ДРУЖИНИН Александр Васильевич (1824–1864),

писатель, автор популярной повести «Полинька Сакс», переводчик, критик школы «чистого искусства», инициатор создания Литературного фонда — Общества для пособия нуждающимся литераторам и ученым. Ведущий критик журнала «Современник» после смерти В.Г. Белинского с 1848 по 1855 гг., сотрудник и редактор журнала «Библиотека для чтения».

У Д. нет законченной статьи о Л., хотя подступы к такой работе у него были. В РГАЛИ (фонд № 167) хранятся наброски, сделанные рукой Д. «Для памяти» (без даты), где обозначены предполагаемые статьи (для «Библиотеки для чтения» преимущественно). Среди них указано более десятка работ, в том числе о М.Н. Загоскине, И.И. Лажечникове, А.А. Бестужеве-Марлинском и др. Значится и статья о Л. Но в полном объеме она не была написана, хотя дошедшая до нас рукопись, опубликованная с подробными комментариями Э. Герштейн, убеждает в том, что это была бы незаурядная работа [1].

Суждения критика о поэте отрывочны, не сведены в единое целое, подчас противоречивы (Д. отрицательно относился к «содержанию» романа «Герой нашего времени», но положительно отзывался о его блестящей форме). Л. не отвечал критериям «олимпийского» поэта, столь важным для Д., хотя общая оценка поэтического наследия Л. была чрезвычайно высокой.

О Л. Д. писал (как правило, без подписи и порою очень кратко) в «Письмах иногороднего подписчика о русской журналистике»: письмо № 4 — об изображении природы в лирике Л.; письмо № 6 — о стихотворениях «На бурке под тенью чинары», «Лилейной рукой направляя»; письмо № 7 — «Варенька» М. Авдеева и «Герой нашего времени»Л.; письмо № 8 — об историзме «Песни про купца Калашникова» — «Современник», 1849, № 4,6,7,11.

Письма под номерами 12, 13, 15 были опубликованы в том же «Современнике» за 1850 год (№ 3,4,6, где также содержались отклики о произведениях Л., в частности, о музыкальности стихотворений Л., о совершенстве художественной формы романа «Герой нашего времени».

Имя Л., кроме «Писем иногороднего подписчика» и неоконченной статьи, встречается в работах Д., посвященных другим русским поэтам и писателям, а также в письмах критика к своим литературным единомышленникам.

По совокупности всех материалов можно составить представление о том, как относился Д. к наследнику славы Пушкина, хотя нельзя не пожалеть о том, что подробных анализов лирических шедевров Л., как это сделано в отношении Майкова или Фета, Д. не оставил.

В силу этого мы обратим внимание только на такие высказывания, которые заключают в себе определенную проблемность и соотнесены с общим ходом развития русской поэзии, начиная с эпохи Пушкина.

## ПРЕДСТАВЛЕННЫЕ ДАННЫЕ
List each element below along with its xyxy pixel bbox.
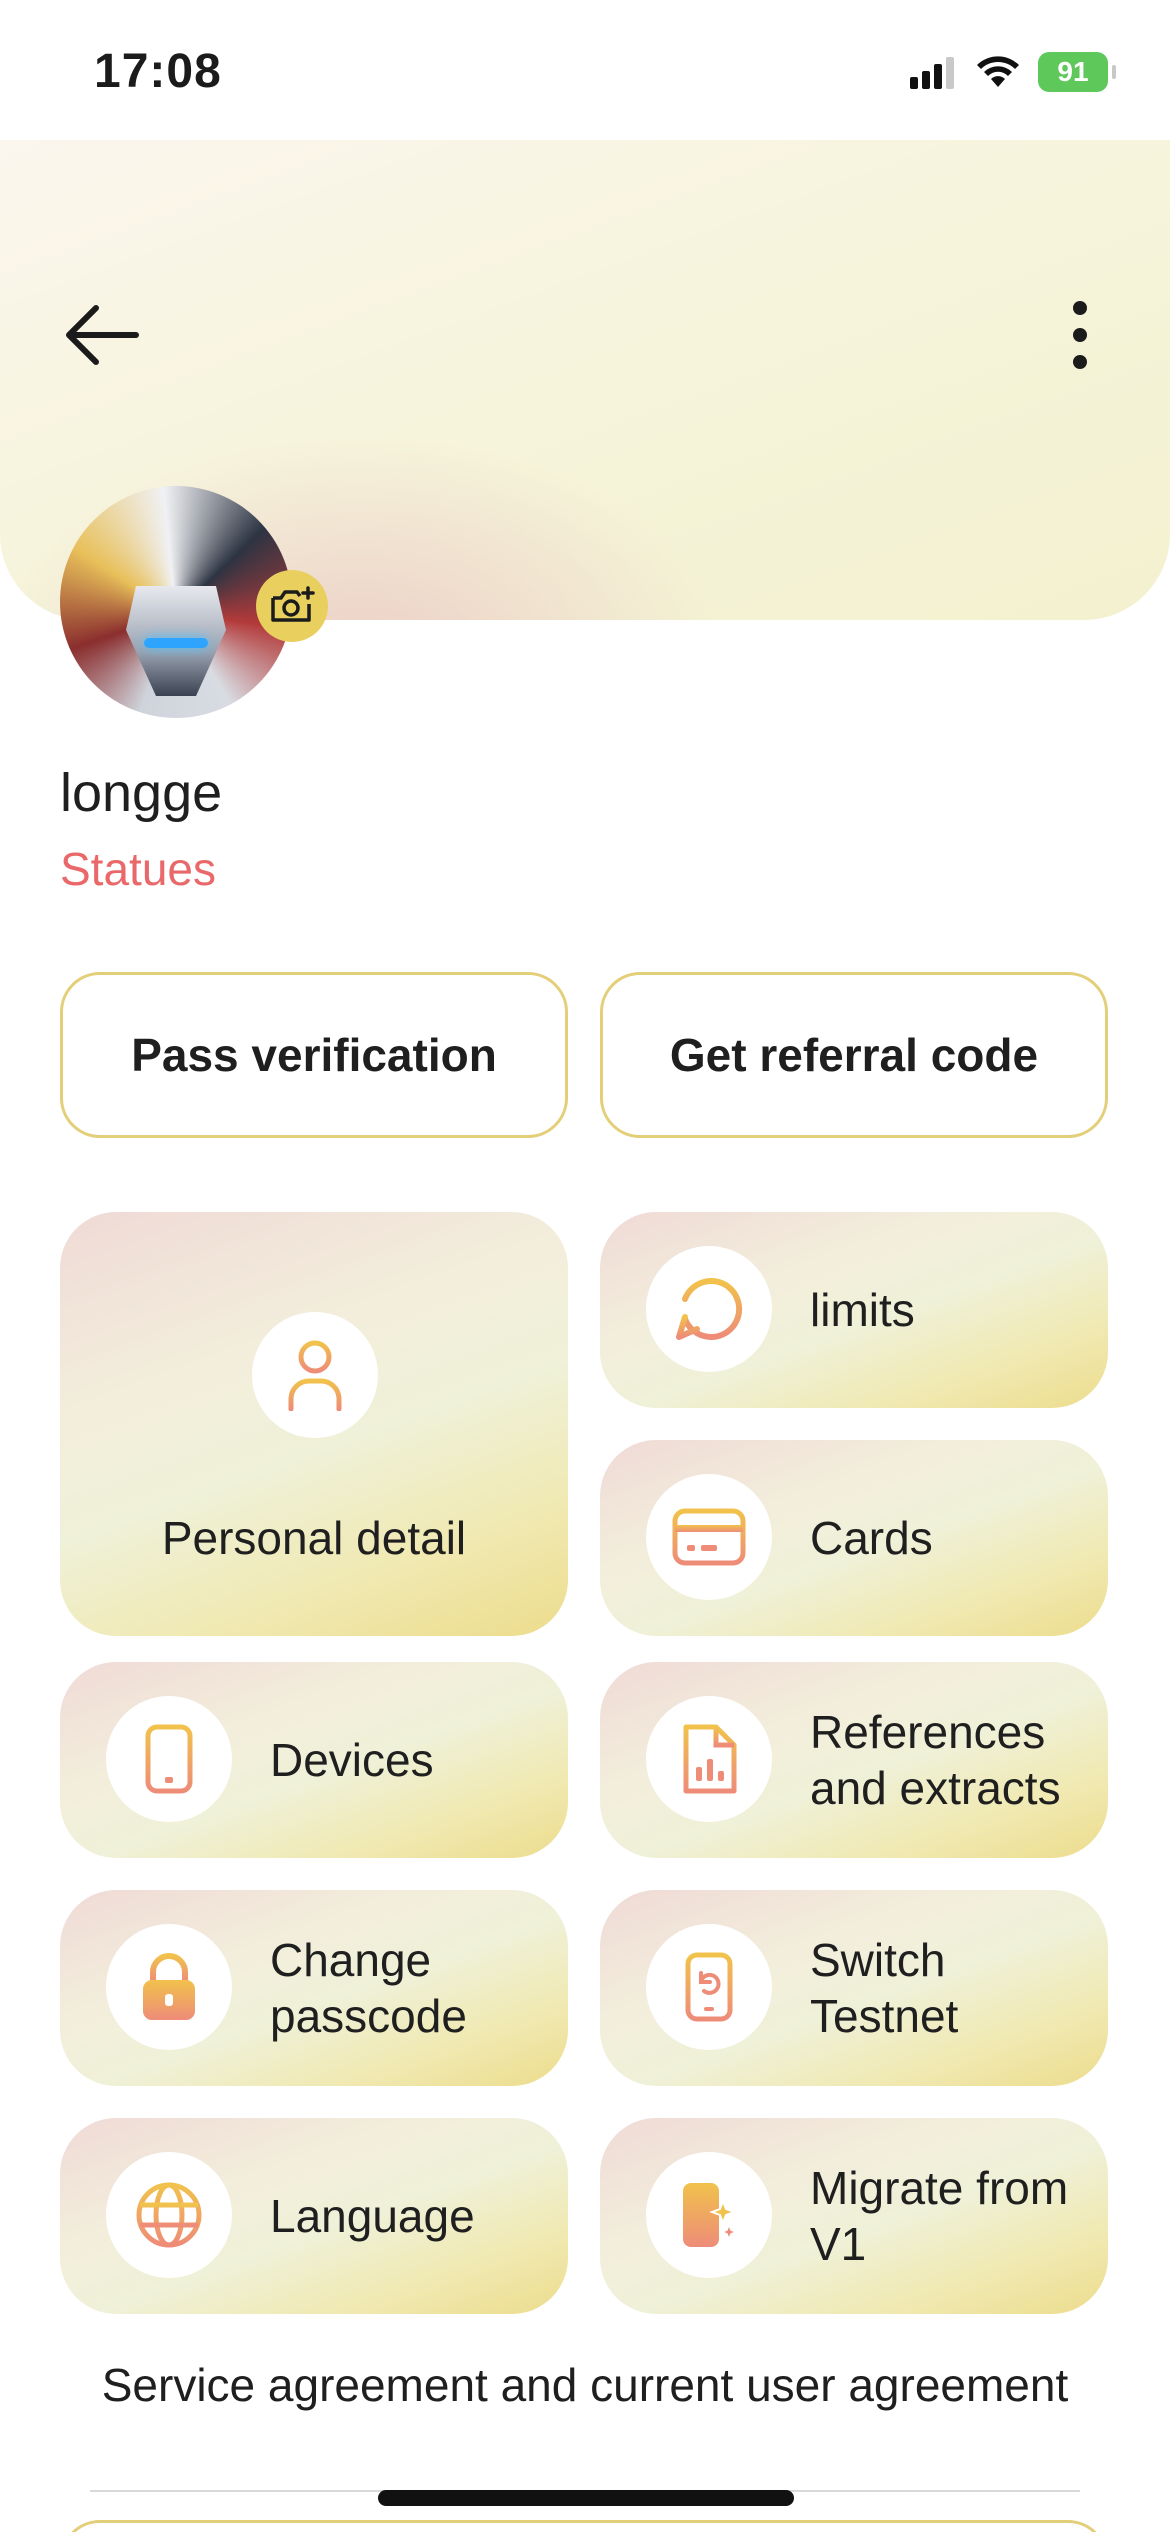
more-vertical-icon: [1060, 298, 1100, 372]
tile-migrate-from-v1[interactable]: Migrate from V1: [600, 2118, 1108, 2314]
change-avatar-button[interactable]: [256, 570, 328, 642]
wifi-icon: [976, 55, 1020, 89]
back-button[interactable]: [62, 298, 142, 372]
tile-label: Cards: [810, 1512, 933, 1564]
bottom-button-partial[interactable]: [60, 2520, 1108, 2532]
tile-label: Language: [270, 2190, 475, 2242]
arrow-left-icon: [62, 298, 142, 372]
tile-personal-detail[interactable]: Personal detail: [60, 1212, 568, 1636]
status-icons: 91: [910, 52, 1116, 92]
tile-label: Switch Testnet: [810, 1934, 959, 2042]
icon-circle: [646, 2152, 772, 2278]
icon-circle: [106, 1696, 232, 1822]
status-time: 17:08: [94, 45, 222, 98]
lock-icon: [139, 1950, 199, 2024]
tile-cards[interactable]: Cards: [600, 1440, 1108, 1636]
icon-circle: [646, 1474, 772, 1600]
smartphone-icon: [144, 1723, 194, 1795]
phone-sparkle-icon: [679, 2179, 739, 2251]
tile-language[interactable]: Language: [60, 2118, 568, 2314]
battery-indicator: 91: [1038, 52, 1116, 92]
icon-circle: [106, 2152, 232, 2278]
globe-icon: [133, 2179, 205, 2251]
phone-refresh-icon: [684, 1951, 734, 2023]
avatar-eyes: [144, 638, 208, 648]
status-bar: 17:08 91: [0, 0, 1170, 140]
more-options-button[interactable]: [1060, 298, 1100, 372]
tile-label: limits: [810, 1284, 915, 1336]
tile-switch-testnet[interactable]: Switch Testnet: [600, 1890, 1108, 2086]
icon-circle: [646, 1696, 772, 1822]
battery-level: 91: [1057, 56, 1089, 87]
refresh-icon: [671, 1273, 747, 1345]
user-icon: [285, 1339, 345, 1411]
pass-verification-button[interactable]: Pass verification: [60, 972, 568, 1138]
tile-limits[interactable]: limits: [600, 1212, 1108, 1408]
tile-change-passcode[interactable]: Change passcode: [60, 1890, 568, 2086]
credit-card-icon: [671, 1507, 747, 1567]
icon-circle: [646, 1246, 772, 1372]
tile-label: References and extracts: [810, 1706, 1061, 1814]
tile-label: Change passcode: [270, 1934, 467, 2042]
icon-circle: [646, 1924, 772, 2050]
user-status: Statues: [60, 843, 216, 895]
camera-add-icon: [269, 586, 315, 626]
tile-label: Personal detail: [161, 1512, 467, 1564]
tile-references-and-extracts[interactable]: References and extracts: [600, 1662, 1108, 1858]
document-chart-icon: [680, 1723, 738, 1795]
icon-circle: [252, 1312, 378, 1438]
user-name: longge: [60, 763, 223, 823]
tile-label: Devices: [270, 1734, 434, 1786]
signal-icon: [910, 55, 958, 89]
icon-circle: [106, 1924, 232, 2050]
service-agreement-link[interactable]: Service agreement and current user agree…: [90, 2356, 1080, 2414]
get-referral-code-button[interactable]: Get referral code: [600, 972, 1108, 1138]
home-indicator: [378, 2490, 794, 2506]
tile-devices[interactable]: Devices: [60, 1662, 568, 1858]
profile-screen: 17:08 91 longge Statues Pass verificatio…: [0, 0, 1170, 2532]
tile-label: Migrate from V1: [810, 2162, 1069, 2270]
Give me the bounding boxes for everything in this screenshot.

## ПОСТАНОВКА ЗАДАЧИ A
Под каким номером указан фонд РГАЛИ, где, согласно статье о Дружинине, хранятся его наброски «Для памяти»?
## ПОСТАНОВКА ЗАДАЧИ B
Верните без изменений строки из записей, начиная со строки с «more-vertical-icon: [1060, 298, 1100, 372]» и до строки с «document-chart-icon: [680, 1723, 738, 1795]» включительно.

## ИТОГОВЫЙ ОТВЕТ A
Фонд № 167.

## ИТОГОВЫЙ ОТВЕТ B
more-vertical-icon: [1060, 298, 1100, 372]
tile-migrate-from-v1[interactable]: Migrate from V1: [600, 2118, 1108, 2314]
change-avatar-button[interactable]: [256, 570, 328, 642]
wifi-icon: [976, 55, 1020, 89]
back-button[interactable]: [62, 298, 142, 372]
tile-label: Cards: [810, 1512, 933, 1564]
bottom-button-partial[interactable]: [60, 2520, 1108, 2532]
tile-label: Language: [270, 2190, 475, 2242]
arrow-left-icon: [62, 298, 142, 372]
tile-personal-detail[interactable]: Personal detail: [60, 1212, 568, 1636]
status-icons: 91: [910, 52, 1116, 92]
tile-label: Switch Testnet: [810, 1934, 959, 2042]
icon-circle: [646, 2152, 772, 2278]
icon-circle: [106, 1696, 232, 1822]
status-time: 17:08: [94, 45, 222, 98]
lock-icon: [139, 1950, 199, 2024]
tile-cards[interactable]: Cards: [600, 1440, 1108, 1636]
icon-circle: [646, 1474, 772, 1600]
smartphone-icon: [144, 1723, 194, 1795]
phone-sparkle-icon: [679, 2179, 739, 2251]
tile-language[interactable]: Language: [60, 2118, 568, 2314]
battery-indicator: 91: [1038, 52, 1116, 92]
icon-circle: [106, 2152, 232, 2278]
globe-icon: [133, 2179, 205, 2251]
phone-refresh-icon: [684, 1951, 734, 2023]
avatar-eyes: [144, 638, 208, 648]
status-bar: 17:08 91: [0, 0, 1170, 140]
more-options-button[interactable]: [1060, 298, 1100, 372]
tile-label: limits: [810, 1284, 915, 1336]
tile-switch-testnet[interactable]: Switch Testnet: [600, 1890, 1108, 2086]
icon-circle: [646, 1696, 772, 1822]
battery-level: 91: [1057, 56, 1089, 87]
refresh-icon: [671, 1273, 747, 1345]
user-icon: [285, 1339, 345, 1411]
pass-verification-button[interactable]: Pass verification: [60, 972, 568, 1138]
tile-limits[interactable]: limits: [600, 1212, 1108, 1408]
tile-change-passcode[interactable]: Change passcode: [60, 1890, 568, 2086]
credit-card-icon: [671, 1507, 747, 1567]
icon-circle: [646, 1246, 772, 1372]
tile-label: References and extracts: [810, 1706, 1061, 1814]
tile-label: Change passcode: [270, 1934, 467, 2042]
icon-circle: [646, 1924, 772, 2050]
user-status: Statues: [60, 843, 216, 895]
camera-add-icon: [269, 586, 315, 626]
tile-label: Personal detail: [161, 1512, 467, 1564]
tile-references-and-extracts[interactable]: References and extracts: [600, 1662, 1108, 1858]
document-chart-icon: [680, 1723, 738, 1795]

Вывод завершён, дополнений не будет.